PROBLEM TO WORK ON -
Read the records and gather each line that includes "Sputtered".

[Figure record listings]
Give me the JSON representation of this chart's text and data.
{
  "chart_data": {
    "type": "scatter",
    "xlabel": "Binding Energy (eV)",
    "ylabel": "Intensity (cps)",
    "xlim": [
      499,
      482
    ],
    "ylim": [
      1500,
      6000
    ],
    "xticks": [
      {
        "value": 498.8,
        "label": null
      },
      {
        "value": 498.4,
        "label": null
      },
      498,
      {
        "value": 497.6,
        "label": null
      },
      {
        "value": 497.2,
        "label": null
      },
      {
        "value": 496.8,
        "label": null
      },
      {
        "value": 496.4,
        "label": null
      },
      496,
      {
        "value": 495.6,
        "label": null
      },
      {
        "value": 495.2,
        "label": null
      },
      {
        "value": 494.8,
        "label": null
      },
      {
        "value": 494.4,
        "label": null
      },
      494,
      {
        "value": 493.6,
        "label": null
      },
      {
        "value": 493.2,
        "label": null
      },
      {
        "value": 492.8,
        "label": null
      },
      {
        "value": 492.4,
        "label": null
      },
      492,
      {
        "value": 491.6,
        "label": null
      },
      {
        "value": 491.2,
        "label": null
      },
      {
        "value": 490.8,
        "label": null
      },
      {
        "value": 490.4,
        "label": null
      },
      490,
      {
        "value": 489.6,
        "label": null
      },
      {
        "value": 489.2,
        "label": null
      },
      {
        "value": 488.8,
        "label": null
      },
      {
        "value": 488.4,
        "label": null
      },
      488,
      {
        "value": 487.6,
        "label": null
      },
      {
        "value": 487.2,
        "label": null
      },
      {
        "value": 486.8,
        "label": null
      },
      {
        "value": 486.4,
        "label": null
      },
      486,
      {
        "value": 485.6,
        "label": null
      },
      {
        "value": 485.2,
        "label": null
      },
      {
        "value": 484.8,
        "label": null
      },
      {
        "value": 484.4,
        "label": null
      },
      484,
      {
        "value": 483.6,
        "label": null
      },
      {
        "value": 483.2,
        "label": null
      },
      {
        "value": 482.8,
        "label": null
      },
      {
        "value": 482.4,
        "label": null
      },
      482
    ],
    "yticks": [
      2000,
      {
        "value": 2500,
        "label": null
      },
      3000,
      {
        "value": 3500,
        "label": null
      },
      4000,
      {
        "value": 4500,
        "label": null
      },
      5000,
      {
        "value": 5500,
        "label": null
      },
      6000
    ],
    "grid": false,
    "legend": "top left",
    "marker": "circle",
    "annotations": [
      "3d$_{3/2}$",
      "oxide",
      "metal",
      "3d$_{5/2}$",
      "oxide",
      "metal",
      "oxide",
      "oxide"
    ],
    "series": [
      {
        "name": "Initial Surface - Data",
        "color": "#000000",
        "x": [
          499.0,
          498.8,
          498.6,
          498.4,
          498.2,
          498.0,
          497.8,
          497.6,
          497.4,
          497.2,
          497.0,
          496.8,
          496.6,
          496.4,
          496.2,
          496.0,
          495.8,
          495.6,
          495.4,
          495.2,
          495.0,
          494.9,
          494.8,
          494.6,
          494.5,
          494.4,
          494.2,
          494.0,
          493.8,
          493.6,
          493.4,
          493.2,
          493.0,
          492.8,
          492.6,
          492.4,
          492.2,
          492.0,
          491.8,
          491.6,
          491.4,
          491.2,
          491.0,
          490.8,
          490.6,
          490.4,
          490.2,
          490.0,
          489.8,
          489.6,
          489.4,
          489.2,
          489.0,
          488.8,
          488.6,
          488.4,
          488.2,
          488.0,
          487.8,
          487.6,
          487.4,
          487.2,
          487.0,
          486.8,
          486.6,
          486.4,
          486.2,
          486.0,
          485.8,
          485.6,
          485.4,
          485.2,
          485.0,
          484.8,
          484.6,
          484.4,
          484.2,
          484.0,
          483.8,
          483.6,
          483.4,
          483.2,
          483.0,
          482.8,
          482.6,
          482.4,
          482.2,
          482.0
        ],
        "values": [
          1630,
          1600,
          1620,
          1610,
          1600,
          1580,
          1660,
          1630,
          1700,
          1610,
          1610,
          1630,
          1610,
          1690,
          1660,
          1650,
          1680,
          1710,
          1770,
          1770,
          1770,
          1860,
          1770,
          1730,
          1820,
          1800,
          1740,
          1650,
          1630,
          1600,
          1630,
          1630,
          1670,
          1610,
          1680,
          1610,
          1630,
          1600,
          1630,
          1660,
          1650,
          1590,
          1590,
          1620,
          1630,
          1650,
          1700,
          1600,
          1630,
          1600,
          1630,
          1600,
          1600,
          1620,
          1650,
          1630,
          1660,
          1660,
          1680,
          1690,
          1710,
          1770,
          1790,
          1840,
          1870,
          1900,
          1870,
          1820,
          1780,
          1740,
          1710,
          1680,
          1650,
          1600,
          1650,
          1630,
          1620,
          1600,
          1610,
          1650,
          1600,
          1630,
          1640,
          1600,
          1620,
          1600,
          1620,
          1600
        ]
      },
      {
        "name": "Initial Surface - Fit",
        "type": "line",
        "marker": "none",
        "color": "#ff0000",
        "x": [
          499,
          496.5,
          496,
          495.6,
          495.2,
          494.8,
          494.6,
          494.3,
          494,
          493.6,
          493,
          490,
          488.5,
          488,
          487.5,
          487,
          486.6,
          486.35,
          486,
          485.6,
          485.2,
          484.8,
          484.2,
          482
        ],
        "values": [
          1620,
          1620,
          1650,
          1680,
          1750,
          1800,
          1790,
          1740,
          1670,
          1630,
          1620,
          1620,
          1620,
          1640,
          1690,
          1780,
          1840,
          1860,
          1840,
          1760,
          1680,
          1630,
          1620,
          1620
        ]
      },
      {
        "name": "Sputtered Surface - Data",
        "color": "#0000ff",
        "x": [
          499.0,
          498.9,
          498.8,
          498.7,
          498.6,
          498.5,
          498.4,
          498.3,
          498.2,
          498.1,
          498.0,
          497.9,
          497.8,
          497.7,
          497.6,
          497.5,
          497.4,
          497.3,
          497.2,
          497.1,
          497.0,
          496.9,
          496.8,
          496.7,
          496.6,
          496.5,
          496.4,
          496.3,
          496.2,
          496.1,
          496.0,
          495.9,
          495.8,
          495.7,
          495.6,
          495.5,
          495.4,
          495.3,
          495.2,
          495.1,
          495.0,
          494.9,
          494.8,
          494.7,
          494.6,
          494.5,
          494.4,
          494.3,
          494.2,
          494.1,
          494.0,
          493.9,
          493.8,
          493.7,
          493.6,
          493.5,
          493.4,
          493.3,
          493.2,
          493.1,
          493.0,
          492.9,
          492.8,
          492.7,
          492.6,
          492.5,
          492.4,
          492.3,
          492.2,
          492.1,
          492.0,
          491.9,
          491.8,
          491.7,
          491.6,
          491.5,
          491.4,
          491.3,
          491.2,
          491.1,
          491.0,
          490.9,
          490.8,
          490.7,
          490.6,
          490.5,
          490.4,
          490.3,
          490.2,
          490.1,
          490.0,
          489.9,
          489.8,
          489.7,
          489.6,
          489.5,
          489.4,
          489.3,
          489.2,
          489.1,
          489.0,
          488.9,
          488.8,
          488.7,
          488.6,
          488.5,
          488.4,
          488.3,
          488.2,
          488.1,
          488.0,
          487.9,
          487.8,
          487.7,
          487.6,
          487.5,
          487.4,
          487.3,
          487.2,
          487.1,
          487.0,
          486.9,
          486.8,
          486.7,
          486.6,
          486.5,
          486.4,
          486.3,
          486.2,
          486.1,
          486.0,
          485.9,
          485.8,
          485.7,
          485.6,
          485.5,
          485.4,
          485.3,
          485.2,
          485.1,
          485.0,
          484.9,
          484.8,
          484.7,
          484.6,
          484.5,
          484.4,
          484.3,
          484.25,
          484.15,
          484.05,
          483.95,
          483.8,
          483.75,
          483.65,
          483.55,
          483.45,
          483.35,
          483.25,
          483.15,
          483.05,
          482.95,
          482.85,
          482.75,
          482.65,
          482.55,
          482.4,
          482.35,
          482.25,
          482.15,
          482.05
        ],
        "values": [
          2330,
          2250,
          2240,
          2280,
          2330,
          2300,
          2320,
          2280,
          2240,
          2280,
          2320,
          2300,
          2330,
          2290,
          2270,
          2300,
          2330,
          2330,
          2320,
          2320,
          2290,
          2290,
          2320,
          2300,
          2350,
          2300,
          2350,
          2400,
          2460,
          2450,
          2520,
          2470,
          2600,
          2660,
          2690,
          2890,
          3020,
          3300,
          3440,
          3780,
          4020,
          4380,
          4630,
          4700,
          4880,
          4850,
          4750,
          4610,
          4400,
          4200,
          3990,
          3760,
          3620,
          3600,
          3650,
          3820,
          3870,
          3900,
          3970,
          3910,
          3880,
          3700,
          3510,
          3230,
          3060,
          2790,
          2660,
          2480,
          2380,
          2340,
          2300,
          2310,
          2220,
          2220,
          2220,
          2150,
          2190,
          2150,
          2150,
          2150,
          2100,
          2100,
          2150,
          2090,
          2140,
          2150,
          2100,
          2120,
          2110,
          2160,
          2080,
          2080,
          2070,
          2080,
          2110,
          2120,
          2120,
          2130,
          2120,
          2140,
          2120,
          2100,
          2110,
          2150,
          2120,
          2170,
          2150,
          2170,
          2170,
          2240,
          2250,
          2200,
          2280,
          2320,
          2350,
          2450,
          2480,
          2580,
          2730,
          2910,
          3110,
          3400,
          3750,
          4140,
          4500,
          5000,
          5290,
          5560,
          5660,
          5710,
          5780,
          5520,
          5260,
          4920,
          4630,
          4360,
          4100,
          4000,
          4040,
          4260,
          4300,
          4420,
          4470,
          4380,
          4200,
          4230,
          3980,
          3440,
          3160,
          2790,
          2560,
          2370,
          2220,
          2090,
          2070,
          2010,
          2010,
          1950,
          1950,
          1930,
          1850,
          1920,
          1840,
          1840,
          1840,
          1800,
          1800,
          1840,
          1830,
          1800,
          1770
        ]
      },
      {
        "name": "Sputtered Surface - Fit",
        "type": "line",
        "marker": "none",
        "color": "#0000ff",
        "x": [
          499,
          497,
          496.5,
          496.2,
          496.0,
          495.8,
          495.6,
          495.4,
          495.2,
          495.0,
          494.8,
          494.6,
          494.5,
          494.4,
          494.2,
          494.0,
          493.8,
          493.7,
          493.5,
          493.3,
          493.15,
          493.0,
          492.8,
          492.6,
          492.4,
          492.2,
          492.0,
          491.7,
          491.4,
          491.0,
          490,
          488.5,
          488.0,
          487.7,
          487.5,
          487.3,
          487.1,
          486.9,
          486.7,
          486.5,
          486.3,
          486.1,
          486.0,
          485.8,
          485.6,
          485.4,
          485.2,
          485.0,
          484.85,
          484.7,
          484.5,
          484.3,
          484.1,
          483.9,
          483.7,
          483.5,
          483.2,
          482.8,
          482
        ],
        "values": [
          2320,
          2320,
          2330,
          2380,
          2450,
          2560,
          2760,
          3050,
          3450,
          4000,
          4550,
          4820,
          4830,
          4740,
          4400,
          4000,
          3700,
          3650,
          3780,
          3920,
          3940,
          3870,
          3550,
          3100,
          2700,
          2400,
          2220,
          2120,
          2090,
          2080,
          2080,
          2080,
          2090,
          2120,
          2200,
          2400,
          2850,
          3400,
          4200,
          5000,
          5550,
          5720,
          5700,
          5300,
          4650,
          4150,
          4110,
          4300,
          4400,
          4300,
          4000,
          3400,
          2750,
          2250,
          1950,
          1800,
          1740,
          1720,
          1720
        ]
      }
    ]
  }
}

SOLUTION TO THIS EXERCISE -
        "name": "Sputtered Surface - Data",
        "name": "Sputtered Surface - Fit",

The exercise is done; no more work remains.